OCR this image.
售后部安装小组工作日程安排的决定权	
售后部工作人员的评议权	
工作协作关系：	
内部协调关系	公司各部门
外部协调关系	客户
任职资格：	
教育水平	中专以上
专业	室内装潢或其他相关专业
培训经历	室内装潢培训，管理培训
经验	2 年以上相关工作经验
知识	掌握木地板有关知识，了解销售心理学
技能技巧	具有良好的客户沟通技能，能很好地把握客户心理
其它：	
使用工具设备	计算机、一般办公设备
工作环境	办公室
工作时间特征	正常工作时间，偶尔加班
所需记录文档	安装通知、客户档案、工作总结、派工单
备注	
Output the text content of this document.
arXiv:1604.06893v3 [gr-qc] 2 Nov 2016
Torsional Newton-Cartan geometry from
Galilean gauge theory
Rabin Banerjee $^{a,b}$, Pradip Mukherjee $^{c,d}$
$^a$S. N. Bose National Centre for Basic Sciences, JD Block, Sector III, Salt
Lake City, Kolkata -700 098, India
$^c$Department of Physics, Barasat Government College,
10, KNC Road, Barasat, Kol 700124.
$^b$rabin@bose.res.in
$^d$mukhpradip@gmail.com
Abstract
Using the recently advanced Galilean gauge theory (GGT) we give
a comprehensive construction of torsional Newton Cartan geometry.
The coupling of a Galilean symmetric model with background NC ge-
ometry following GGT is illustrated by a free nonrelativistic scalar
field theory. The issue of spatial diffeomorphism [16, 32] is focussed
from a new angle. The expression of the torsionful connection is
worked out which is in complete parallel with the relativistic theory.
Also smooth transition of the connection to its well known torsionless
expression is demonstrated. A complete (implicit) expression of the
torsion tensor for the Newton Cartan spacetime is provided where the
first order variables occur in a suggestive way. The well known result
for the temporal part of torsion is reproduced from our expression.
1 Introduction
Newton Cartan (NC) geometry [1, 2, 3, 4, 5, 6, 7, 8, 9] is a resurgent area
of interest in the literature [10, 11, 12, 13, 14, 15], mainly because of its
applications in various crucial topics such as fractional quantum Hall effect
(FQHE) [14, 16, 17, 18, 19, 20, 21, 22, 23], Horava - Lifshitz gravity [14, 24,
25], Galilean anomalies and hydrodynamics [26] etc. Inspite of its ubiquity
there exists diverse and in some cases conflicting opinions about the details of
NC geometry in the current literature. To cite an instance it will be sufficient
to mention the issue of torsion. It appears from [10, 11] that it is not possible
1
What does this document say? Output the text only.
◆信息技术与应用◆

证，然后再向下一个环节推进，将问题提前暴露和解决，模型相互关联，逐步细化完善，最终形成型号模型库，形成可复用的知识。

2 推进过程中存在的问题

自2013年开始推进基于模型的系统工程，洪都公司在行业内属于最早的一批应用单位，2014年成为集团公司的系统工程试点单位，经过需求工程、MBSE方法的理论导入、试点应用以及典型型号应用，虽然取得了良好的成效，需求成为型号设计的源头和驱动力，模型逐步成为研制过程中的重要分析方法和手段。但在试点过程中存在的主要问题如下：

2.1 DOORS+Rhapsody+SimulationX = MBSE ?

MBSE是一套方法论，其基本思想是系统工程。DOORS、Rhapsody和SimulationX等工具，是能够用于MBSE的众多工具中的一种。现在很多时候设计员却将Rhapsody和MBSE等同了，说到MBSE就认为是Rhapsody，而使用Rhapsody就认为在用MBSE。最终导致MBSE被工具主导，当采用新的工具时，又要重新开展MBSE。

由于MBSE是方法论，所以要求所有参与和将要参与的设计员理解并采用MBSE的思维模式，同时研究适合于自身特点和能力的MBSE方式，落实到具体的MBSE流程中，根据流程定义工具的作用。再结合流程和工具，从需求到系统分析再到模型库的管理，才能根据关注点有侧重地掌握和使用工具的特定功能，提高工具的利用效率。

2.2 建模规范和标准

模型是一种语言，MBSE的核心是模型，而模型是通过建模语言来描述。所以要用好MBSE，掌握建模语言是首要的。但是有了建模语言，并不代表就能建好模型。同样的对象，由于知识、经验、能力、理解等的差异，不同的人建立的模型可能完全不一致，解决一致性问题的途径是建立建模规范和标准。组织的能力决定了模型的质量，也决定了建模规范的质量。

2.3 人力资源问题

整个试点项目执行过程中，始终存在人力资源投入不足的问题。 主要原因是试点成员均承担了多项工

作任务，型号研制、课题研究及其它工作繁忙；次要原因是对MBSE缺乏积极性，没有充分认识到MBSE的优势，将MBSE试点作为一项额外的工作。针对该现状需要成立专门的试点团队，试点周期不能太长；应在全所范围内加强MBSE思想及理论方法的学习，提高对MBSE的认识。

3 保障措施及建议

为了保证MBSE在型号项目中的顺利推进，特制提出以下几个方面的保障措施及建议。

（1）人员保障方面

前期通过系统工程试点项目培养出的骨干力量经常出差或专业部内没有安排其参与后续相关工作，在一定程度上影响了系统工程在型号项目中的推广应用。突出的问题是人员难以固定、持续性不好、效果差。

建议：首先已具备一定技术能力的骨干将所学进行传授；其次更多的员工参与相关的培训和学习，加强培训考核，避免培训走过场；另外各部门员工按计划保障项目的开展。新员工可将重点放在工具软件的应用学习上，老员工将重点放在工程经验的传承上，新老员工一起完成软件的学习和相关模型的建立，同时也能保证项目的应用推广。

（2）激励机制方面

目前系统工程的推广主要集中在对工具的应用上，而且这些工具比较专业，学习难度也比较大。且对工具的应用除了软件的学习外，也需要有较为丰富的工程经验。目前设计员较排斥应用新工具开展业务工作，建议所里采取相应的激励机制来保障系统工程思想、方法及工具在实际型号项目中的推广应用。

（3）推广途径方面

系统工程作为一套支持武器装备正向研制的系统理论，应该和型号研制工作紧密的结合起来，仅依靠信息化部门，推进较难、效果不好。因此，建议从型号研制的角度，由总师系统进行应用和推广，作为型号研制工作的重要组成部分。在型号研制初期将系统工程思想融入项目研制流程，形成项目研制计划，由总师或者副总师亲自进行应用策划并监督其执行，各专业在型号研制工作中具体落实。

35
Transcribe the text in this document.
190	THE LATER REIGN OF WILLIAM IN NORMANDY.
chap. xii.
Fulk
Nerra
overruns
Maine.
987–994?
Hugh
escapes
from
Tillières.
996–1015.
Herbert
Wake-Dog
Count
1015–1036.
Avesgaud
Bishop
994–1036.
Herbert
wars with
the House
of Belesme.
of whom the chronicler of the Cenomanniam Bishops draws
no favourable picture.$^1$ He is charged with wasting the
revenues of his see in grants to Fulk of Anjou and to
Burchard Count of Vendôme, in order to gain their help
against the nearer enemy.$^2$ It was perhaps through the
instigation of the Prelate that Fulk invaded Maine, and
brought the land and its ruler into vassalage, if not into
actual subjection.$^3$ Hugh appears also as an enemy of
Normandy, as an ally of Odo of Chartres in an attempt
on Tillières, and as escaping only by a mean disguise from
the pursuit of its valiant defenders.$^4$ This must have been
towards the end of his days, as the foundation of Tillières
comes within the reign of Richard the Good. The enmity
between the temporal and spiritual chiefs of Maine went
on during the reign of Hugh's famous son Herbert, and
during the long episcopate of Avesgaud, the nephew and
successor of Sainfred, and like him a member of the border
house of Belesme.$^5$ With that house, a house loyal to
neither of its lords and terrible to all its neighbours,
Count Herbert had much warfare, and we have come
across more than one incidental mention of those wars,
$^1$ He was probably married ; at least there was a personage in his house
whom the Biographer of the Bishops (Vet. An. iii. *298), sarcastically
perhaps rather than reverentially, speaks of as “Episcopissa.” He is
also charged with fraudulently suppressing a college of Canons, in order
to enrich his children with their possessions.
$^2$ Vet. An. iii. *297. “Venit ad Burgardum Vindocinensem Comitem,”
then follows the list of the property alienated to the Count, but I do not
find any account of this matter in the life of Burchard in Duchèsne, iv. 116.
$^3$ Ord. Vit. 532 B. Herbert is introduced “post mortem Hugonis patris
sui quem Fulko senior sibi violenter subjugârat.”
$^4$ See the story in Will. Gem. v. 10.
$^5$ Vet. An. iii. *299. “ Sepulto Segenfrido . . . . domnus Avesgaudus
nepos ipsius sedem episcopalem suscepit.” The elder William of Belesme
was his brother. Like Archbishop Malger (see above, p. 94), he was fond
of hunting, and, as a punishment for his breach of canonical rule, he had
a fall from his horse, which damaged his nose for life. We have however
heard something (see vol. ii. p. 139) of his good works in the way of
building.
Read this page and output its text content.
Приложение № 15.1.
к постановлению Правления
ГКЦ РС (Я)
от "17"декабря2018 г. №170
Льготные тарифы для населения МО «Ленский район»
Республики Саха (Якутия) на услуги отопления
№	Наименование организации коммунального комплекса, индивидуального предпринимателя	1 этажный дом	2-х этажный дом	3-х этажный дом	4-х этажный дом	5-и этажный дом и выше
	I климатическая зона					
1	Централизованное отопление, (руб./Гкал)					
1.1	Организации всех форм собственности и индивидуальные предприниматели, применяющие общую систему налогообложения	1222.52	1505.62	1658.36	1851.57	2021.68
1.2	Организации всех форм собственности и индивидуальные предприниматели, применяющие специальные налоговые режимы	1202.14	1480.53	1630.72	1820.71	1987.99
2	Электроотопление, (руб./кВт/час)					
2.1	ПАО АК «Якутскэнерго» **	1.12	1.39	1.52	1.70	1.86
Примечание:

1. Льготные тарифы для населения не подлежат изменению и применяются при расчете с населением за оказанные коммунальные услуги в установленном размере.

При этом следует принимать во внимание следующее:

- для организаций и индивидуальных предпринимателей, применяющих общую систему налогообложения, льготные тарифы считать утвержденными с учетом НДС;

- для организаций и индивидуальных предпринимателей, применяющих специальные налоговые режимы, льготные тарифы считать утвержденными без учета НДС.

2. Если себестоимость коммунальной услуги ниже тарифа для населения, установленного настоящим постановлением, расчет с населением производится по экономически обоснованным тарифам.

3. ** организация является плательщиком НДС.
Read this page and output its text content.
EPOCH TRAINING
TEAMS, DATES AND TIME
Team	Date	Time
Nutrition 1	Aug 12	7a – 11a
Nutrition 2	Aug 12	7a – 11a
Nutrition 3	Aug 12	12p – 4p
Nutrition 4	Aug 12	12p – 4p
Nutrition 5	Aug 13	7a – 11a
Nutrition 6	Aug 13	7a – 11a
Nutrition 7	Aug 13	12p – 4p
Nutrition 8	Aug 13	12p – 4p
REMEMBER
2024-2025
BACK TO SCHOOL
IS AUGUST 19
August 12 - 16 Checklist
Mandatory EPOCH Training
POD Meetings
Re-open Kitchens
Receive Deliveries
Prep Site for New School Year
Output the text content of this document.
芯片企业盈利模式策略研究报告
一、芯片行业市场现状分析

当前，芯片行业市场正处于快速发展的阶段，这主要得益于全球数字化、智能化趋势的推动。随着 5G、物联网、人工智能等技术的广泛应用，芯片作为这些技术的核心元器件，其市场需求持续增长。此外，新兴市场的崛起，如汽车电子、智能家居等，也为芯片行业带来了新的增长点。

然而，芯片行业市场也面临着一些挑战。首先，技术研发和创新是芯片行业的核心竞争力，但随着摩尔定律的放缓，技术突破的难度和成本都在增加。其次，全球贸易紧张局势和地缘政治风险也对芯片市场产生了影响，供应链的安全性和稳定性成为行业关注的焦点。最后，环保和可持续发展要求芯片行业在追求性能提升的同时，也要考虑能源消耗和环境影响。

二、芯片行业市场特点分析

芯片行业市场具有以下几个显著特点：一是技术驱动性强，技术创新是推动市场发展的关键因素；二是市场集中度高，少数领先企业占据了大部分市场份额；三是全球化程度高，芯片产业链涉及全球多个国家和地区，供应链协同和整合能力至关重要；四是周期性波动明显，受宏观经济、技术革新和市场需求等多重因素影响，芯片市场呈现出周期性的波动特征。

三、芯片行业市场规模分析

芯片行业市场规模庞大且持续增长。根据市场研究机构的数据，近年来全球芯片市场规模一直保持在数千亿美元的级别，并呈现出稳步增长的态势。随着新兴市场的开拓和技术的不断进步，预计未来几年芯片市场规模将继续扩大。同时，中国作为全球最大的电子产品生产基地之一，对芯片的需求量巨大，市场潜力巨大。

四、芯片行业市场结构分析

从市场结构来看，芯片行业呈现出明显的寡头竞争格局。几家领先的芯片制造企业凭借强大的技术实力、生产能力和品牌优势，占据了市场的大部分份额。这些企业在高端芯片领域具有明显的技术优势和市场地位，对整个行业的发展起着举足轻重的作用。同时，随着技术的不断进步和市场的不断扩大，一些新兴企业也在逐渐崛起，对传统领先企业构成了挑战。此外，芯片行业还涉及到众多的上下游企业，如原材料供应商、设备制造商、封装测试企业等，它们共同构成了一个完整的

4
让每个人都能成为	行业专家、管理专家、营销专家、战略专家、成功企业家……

# [EXERCISE PROMPT]
Copy each line of the preceding data that contains the string "Maine".

# [RESPONSE]
Maine.
instigation of the Prelate that Fulk invaded Maine, and
between the temporal and spiritual chiefs of Maine went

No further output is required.